--- Exercise objective ---
Reproduce all of the material exactly as shown.

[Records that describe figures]
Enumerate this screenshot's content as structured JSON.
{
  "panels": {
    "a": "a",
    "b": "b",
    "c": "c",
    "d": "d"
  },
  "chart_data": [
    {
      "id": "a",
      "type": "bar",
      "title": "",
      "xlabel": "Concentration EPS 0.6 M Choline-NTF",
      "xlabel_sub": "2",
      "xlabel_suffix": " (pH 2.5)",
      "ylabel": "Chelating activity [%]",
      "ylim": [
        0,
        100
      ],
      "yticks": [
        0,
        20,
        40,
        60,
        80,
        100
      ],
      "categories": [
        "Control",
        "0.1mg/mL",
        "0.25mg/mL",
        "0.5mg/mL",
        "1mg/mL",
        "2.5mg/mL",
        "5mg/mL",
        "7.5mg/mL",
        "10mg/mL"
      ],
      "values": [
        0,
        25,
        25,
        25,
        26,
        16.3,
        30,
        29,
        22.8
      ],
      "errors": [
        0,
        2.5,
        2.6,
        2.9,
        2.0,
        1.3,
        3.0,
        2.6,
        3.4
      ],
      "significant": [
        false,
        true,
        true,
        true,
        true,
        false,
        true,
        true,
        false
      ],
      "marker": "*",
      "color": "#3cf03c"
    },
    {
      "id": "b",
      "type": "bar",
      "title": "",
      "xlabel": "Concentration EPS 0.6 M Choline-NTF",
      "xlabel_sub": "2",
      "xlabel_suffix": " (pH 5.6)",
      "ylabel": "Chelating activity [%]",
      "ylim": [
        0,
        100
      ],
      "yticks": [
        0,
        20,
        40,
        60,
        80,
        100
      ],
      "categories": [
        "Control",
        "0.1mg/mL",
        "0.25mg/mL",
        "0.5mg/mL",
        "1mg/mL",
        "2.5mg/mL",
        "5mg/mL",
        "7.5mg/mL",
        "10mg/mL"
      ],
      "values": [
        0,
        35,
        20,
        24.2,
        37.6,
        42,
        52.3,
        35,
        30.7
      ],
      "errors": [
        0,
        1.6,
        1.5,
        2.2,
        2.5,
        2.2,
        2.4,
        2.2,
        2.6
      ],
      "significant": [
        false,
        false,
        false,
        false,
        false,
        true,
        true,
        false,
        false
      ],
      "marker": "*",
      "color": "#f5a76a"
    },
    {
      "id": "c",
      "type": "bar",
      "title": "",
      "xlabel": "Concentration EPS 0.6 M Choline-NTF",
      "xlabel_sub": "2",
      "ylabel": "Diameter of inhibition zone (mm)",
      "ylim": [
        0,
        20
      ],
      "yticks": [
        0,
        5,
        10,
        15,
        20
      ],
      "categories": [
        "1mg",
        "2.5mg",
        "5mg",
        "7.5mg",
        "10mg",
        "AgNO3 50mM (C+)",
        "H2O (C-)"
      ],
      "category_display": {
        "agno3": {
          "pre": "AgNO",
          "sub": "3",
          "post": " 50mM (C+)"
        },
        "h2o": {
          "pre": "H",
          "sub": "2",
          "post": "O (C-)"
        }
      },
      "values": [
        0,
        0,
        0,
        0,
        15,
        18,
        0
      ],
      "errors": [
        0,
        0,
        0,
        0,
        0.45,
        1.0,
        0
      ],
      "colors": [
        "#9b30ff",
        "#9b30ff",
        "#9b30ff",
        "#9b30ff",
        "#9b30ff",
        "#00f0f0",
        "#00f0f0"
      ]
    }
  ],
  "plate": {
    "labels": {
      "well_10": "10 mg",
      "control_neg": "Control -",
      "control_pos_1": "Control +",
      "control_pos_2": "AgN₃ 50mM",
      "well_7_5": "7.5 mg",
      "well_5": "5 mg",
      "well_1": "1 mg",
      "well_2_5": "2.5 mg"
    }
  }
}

--- The response ---
Enumerate this screenshot's content as structured JSON.
{
  "panels": {
    "a": "a",
    "b": "b",
    "c": "c",
    "d": "d"
  },
  "chart_data": [
    {
      "id": "a",
      "type": "bar",
      "title": "",
      "xlabel": "Concentration EPS 0.6 M Choline-NTF",
      "xlabel_sub": "2",
      "xlabel_suffix": " (pH 2.5)",
      "ylabel": "Chelating activity [%]",
      "ylim": [
        0,
        100
      ],
      "yticks": [
        0,
        20,
        40,
        60,
        80,
        100
      ],
      "categories": [
        "Control",
        "0.1mg/mL",
        "0.25mg/mL",
        "0.5mg/mL",
        "1mg/mL",
        "2.5mg/mL",
        "5mg/mL",
        "7.5mg/mL",
        "10mg/mL"
      ],
      "values": [
        0,
        25,
        25,
        25,
        26,
        16.3,
        30,
        29,
        22.8
      ],
      "errors": [
        0,
        2.5,
        2.6,
        2.9,
        2.0,
        1.3,
        3.0,
        2.6,
        3.4
      ],
      "significant": [
        false,
        true,
        true,
        true,
        true,
        false,
        true,
        true,
        false
      ],
      "marker": "*",
      "color": "#3cf03c"
    },
    {
      "id": "b",
      "type": "bar",
      "title": "",
      "xlabel": "Concentration EPS 0.6 M Choline-NTF",
      "xlabel_sub": "2",
      "xlabel_suffix": " (pH 5.6)",
      "ylabel": "Chelating activity [%]",
      "ylim": [
        0,
        100
      ],
      "yticks": [
        0,
        20,
        40,
        60,
        80,
        100
      ],
      "categories": [
        "Control",
        "0.1mg/mL",
        "0.25mg/mL",
        "0.5mg/mL",
        "1mg/mL",
        "2.5mg/mL",
        "5mg/mL",
        "7.5mg/mL",
        "10mg/mL"
      ],
      "values": [
        0,
        35,
        20,
        24.2,
        37.6,
        42,
        52.3,
        35,
        30.7
      ],
      "errors": [
        0,
        1.6,
        1.5,
        2.2,
        2.5,
        2.2,
        2.4,
        2.2,
        2.6
      ],
      "significant": [
        false,
        false,
        false,
        false,
        false,
        true,
        true,
        false,
        false
      ],
      "marker": "*",
      "color": "#f5a76a"
    },
    {
      "id": "c",
      "type": "bar",
      "title": "",
      "xlabel": "Concentration EPS 0.6 M Choline-NTF",
      "xlabel_sub": "2",
      "ylabel": "Diameter of inhibition zone (mm)",
      "ylim": [
        0,
        20
      ],
      "yticks": [
        0,
        5,
        10,
        15,
        20
      ],
      "categories": [
        "1mg",
        "2.5mg",
        "5mg",
        "7.5mg",
        "10mg",
        "AgNO3 50mM (C+)",
        "H2O (C-)"
      ],
      "category_display": {
        "agno3": {
          "pre": "AgNO",
          "sub": "3",
          "post": " 50mM (C+)"
        },
        "h2o": {
          "pre": "H",
          "sub": "2",
          "post": "O (C-)"
        }
      },
      "values": [
        0,
        0,
        0,
        0,
        15,
        18,
        0
      ],
      "errors": [
        0,
        0,
        0,
        0,
        0.45,
        1.0,
        0
      ],
      "colors": [
        "#9b30ff",
        "#9b30ff",
        "#9b30ff",
        "#9b30ff",
        "#9b30ff",
        "#00f0f0",
        "#00f0f0"
      ]
    }
  ],
  "plate": {
    "labels": {
      "well_10": "10 mg",
      "control_neg": "Control -",
      "control_pos_1": "Control +",
      "control_pos_2": "AgN₃ 50mM",
      "well_7_5": "7.5 mg",
      "well_5": "5 mg",
      "well_1": "1 mg",
      "well_2_5": "2.5 mg"
    }
  }
}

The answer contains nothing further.